● **Set exercise**
Reproduce every line of the records below verbatim, omitting the pictures from your answer.

● **Data to use**

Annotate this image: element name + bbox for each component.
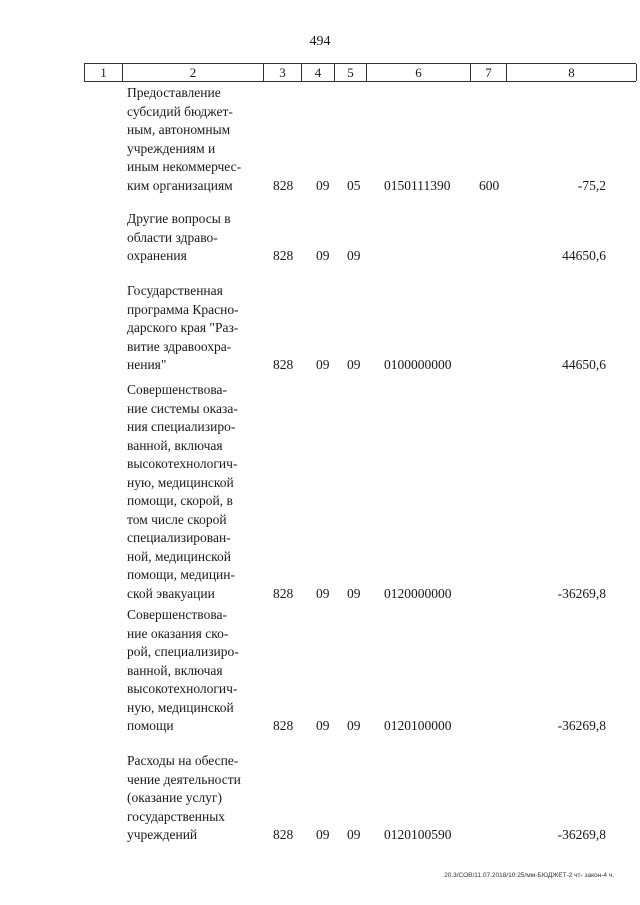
description-line: ванной, включая [127,662,223,678]
header-col-8: 8 [507,64,637,81]
row-description [127,84,257,195]
row-col-5: 09 [347,357,361,372]
description-line: ным, автономным [127,122,231,137]
description-line: Государственная [127,283,223,298]
row-col-8: 44650,6 [562,357,606,372]
row-col-3: 828 [273,827,294,842]
description-line: ние системы оказа- [127,400,238,416]
description-line: ния специализиро- [127,419,236,434]
row-col-7: 600 [479,177,500,193]
description-line: чение деятельности [127,771,241,787]
description-line: нения" [127,357,167,372]
description-line: субсидий бюджет- [127,103,233,119]
row-col-8: -36269,8 [557,827,606,842]
row-col-3: 828 [273,177,294,193]
header-col-7: 7 [471,64,507,81]
row-col-4: 09 [316,357,330,372]
row-col-4: 09 [316,248,330,263]
header-col-6: 6 [367,64,471,81]
document-footer: 20.3/СОВ/11.07.2018/10:25/мм-БЮДЖЕТ-2 чт- закон-4 ч. [444,872,614,879]
row-col-4: 09 [316,585,330,601]
row-col-4: 09 [316,177,330,193]
description-line: высокотехнологич- [127,456,238,471]
row-col-8: -36269,8 [557,718,606,733]
description-line: помощи, скорой, в [127,493,233,508]
row-col-5: 09 [347,718,361,733]
header-col-1: 1 [85,64,123,81]
row-col-3: 828 [273,718,294,733]
description-line: охранения [127,248,187,263]
description-line: высокотехнологич- [127,681,238,696]
row-col-8: -36269,8 [557,585,606,601]
description-line: дарского края "Раз- [127,320,239,335]
description-line: ную, медицинской [127,474,234,490]
row-description [127,210,257,266]
row-col-3: 828 [273,248,294,263]
row-col-4: 09 [316,718,330,733]
header-col-5: 5 [335,64,367,81]
description-line: Расходы на обеспе- [127,753,239,768]
description-line: области здраво- [127,229,218,245]
row-description [127,606,257,736]
description-line: иным некоммерчес- [127,159,242,174]
description-line: Предоставление [127,85,221,100]
table-header-row [84,63,636,82]
description-line: ние оказания ско- [127,625,229,641]
description-line: Совершенствова- [127,607,228,622]
row-col-5: 09 [347,827,361,842]
description-line: витие здравоохра- [127,338,232,354]
description-line: специализирован- [127,530,231,545]
description-line: программа Красно- [127,301,239,317]
row-description [127,282,257,375]
description-line: ную, медицинской [127,699,234,715]
description-line: том числе скорой [127,511,227,527]
row-col-3: 828 [273,357,294,372]
row-col-3: 828 [273,585,294,601]
description-line: государственных [127,808,226,824]
row-description [127,752,257,845]
row-col-4: 09 [316,827,330,842]
row-description [127,381,257,603]
page-number: 494 [309,34,331,49]
header-col-4: 4 [302,64,335,81]
row-col-5: 09 [347,585,361,601]
description-line: (оказание услуг) [127,790,222,805]
header-col-3: 3 [264,64,302,81]
description-line: помощи, медицин- [127,567,235,582]
description-line: помощи [127,718,174,733]
description-line: учреждениям и [127,140,216,156]
description-line: ким организациям [127,177,233,193]
header-col-2: 2 [123,64,264,81]
description-line: Другие вопросы в [127,211,231,226]
description-line: ной, медицинской [127,548,231,564]
row-col-6: 0100000000 [384,357,452,372]
description-line: рой, специализиро- [127,644,239,659]
description-line: учреждений [127,827,198,842]
description-line: ванной, включая [127,437,223,453]
description-line: Совершенствова- [127,382,228,397]
row-col-5: 09 [347,248,361,263]
row-col-5: 05 [347,177,361,193]
row-col-6: 0150111390 [384,177,451,193]
row-col-6: 0120100000 [384,718,452,733]
description-line: ской эвакуации [127,585,215,601]
row-col-8: 44650,6 [562,248,606,263]
row-col-6: 0120100590 [384,827,452,842]
row-col-6: 0120000000 [384,585,452,601]
row-col-8: -75,2 [577,177,606,193]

● **Answer for this exercise**
Annotate this image: element name + bbox for each component.
description-line: ванной, включая [127,662,223,678]
header-col-8: 8 [507,64,637,81]
row-description [127,84,257,195]
row-col-5: 09 [347,357,361,372]
description-line: ным, автономным [127,122,231,137]
description-line: Государственная [127,283,223,298]
row-col-8: 44650,6 [562,357,606,372]
row-col-3: 828 [273,827,294,842]
description-line: ние системы оказа- [127,400,238,416]
description-line: ния специализиро- [127,419,236,434]
row-col-7: 600 [479,177,500,193]
description-line: чение деятельности [127,771,241,787]
description-line: нения" [127,357,167,372]
description-line: субсидий бюджет- [127,103,233,119]
row-col-8: -36269,8 [557,827,606,842]
row-col-3: 828 [273,177,294,193]
header-col-7: 7 [471,64,507,81]
row-col-4: 09 [316,357,330,372]
row-col-4: 09 [316,248,330,263]
header-col-6: 6 [367,64,471,81]
document-footer: 20.3/СОВ/11.07.2018/10:25/мм-БЮДЖЕТ-2 чт- закон-4 ч. [444,872,614,879]
row-col-4: 09 [316,585,330,601]
row-col-4: 09 [316,177,330,193]
description-line: высокотехнологич- [127,456,238,471]
row-col-8: -36269,8 [557,718,606,733]
description-line: помощи, скорой, в [127,493,233,508]
row-col-5: 09 [347,718,361,733]
header-col-1: 1 [85,64,123,81]
row-col-3: 828 [273,718,294,733]
description-line: охранения [127,248,187,263]
description-line: высокотехнологич- [127,681,238,696]
row-col-8: -36269,8 [557,585,606,601]
description-line: дарского края "Раз- [127,320,239,335]
description-line: ную, медицинской [127,474,234,490]
row-description [127,210,257,266]
row-col-3: 828 [273,248,294,263]
row-col-4: 09 [316,718,330,733]
header-col-5: 5 [335,64,367,81]
description-line: Расходы на обеспе- [127,753,239,768]
description-line: области здраво- [127,229,218,245]
row-description [127,606,257,736]
description-line: иным некоммерчес- [127,159,242,174]
description-line: Предоставление [127,85,221,100]
table-header-row [84,63,636,82]
description-line: ние оказания ско- [127,625,229,641]
description-line: Совершенствова- [127,607,228,622]
row-col-5: 09 [347,827,361,842]
description-line: витие здравоохра- [127,338,232,354]
description-line: специализирован- [127,530,231,545]
description-line: программа Красно- [127,301,239,317]
row-description [127,282,257,375]
description-line: ную, медицинской [127,699,234,715]
description-line: том числе скорой [127,511,227,527]
row-col-3: 828 [273,357,294,372]
row-col-3: 828 [273,585,294,601]
description-line: государственных [127,808,226,824]
row-description [127,752,257,845]
row-col-4: 09 [316,827,330,842]
row-description [127,381,257,603]
page-number: 494 [309,34,331,49]
header-col-4: 4 [302,64,335,81]
row-col-5: 09 [347,585,361,601]
description-line: (оказание услуг) [127,790,222,805]
header-col-3: 3 [264,64,302,81]
description-line: помощи, медицин- [127,567,235,582]
description-line: помощи [127,718,174,733]
description-line: учреждениям и [127,140,216,156]
description-line: ким организациям [127,177,233,193]
header-col-2: 2 [123,64,264,81]
description-line: Другие вопросы в [127,211,231,226]
description-line: ной, медицинской [127,548,231,564]
row-col-6: 0100000000 [384,357,452,372]
description-line: рой, специализиро- [127,644,239,659]
description-line: учреждений [127,827,198,842]
description-line: ванной, включая [127,437,223,453]
description-line: Совершенствова- [127,382,228,397]
row-col-5: 09 [347,248,361,263]
row-col-5: 05 [347,177,361,193]
row-col-6: 0150111390 [384,177,451,193]
row-col-6: 0120100000 [384,718,452,733]
description-line: ской эвакуации [127,585,215,601]
row-col-8: 44650,6 [562,248,606,263]
row-col-6: 0120100590 [384,827,452,842]
row-col-6: 0120000000 [384,585,452,601]
row-col-8: -75,2 [577,177,606,193]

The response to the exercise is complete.